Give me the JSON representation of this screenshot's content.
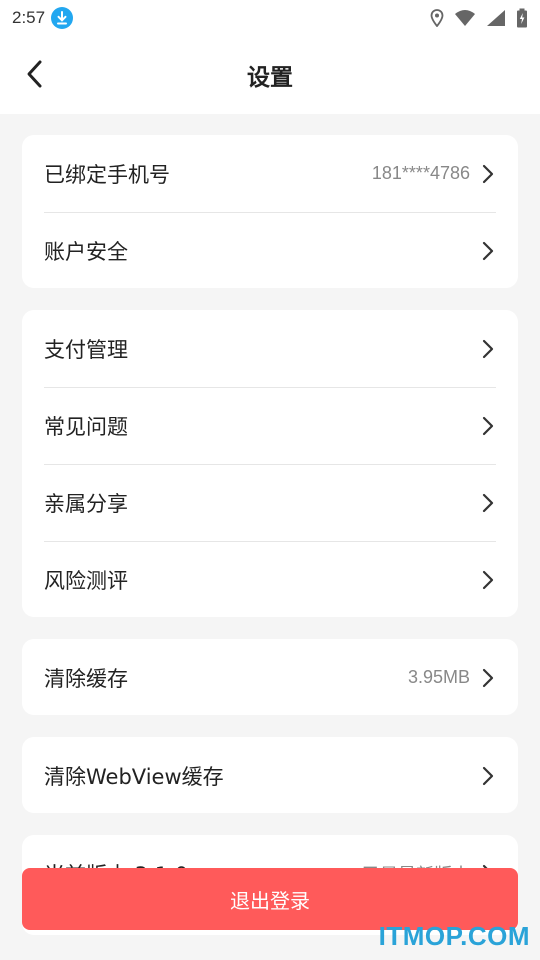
{
  "status_bar": {
    "time": "2:57"
  },
  "header": {
    "title": "设置"
  },
  "groups": [
    {
      "items": [
        {
          "label": "已绑定手机号",
          "value": "181****4786"
        },
        {
          "label": "账户安全"
        }
      ]
    },
    {
      "items": [
        {
          "label": "支付管理"
        },
        {
          "label": "常见问题"
        },
        {
          "label": "亲属分享"
        },
        {
          "label": "风险测评"
        }
      ]
    },
    {
      "items": [
        {
          "label": "清除缓存",
          "value": "3.95MB"
        }
      ]
    },
    {
      "items": [
        {
          "label": "清除WebView缓存"
        }
      ]
    },
    {
      "items": [
        {
          "label": "当前版本 3.1.0",
          "value": "已是最新版本"
        }
      ]
    }
  ],
  "logout_button": {
    "label": "退出登录"
  },
  "watermark": "ITMOP.COM",
  "colors": {
    "accent": "#ff5a5a",
    "background": "#f5f5f5",
    "download_badge": "#22a7f0"
  }
}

------------------------------------------------------------

# THE EXERCISE:
Reproduce the material word for word, minus the images.

# ANSWER TO THE PROBLEM:
Give me the JSON representation of this screenshot's content.
{
  "status_bar": {
    "time": "2:57"
  },
  "header": {
    "title": "设置"
  },
  "groups": [
    {
      "items": [
        {
          "label": "已绑定手机号",
          "value": "181****4786"
        },
        {
          "label": "账户安全"
        }
      ]
    },
    {
      "items": [
        {
          "label": "支付管理"
        },
        {
          "label": "常见问题"
        },
        {
          "label": "亲属分享"
        },
        {
          "label": "风险测评"
        }
      ]
    },
    {
      "items": [
        {
          "label": "清除缓存",
          "value": "3.95MB"
        }
      ]
    },
    {
      "items": [
        {
          "label": "清除WebView缓存"
        }
      ]
    },
    {
      "items": [
        {
          "label": "当前版本 3.1.0",
          "value": "已是最新版本"
        }
      ]
    }
  ],
  "logout_button": {
    "label": "退出登录"
  },
  "watermark": "ITMOP.COM",
  "colors": {
    "accent": "#ff5a5a",
    "background": "#f5f5f5",
    "download_badge": "#22a7f0"
  }
}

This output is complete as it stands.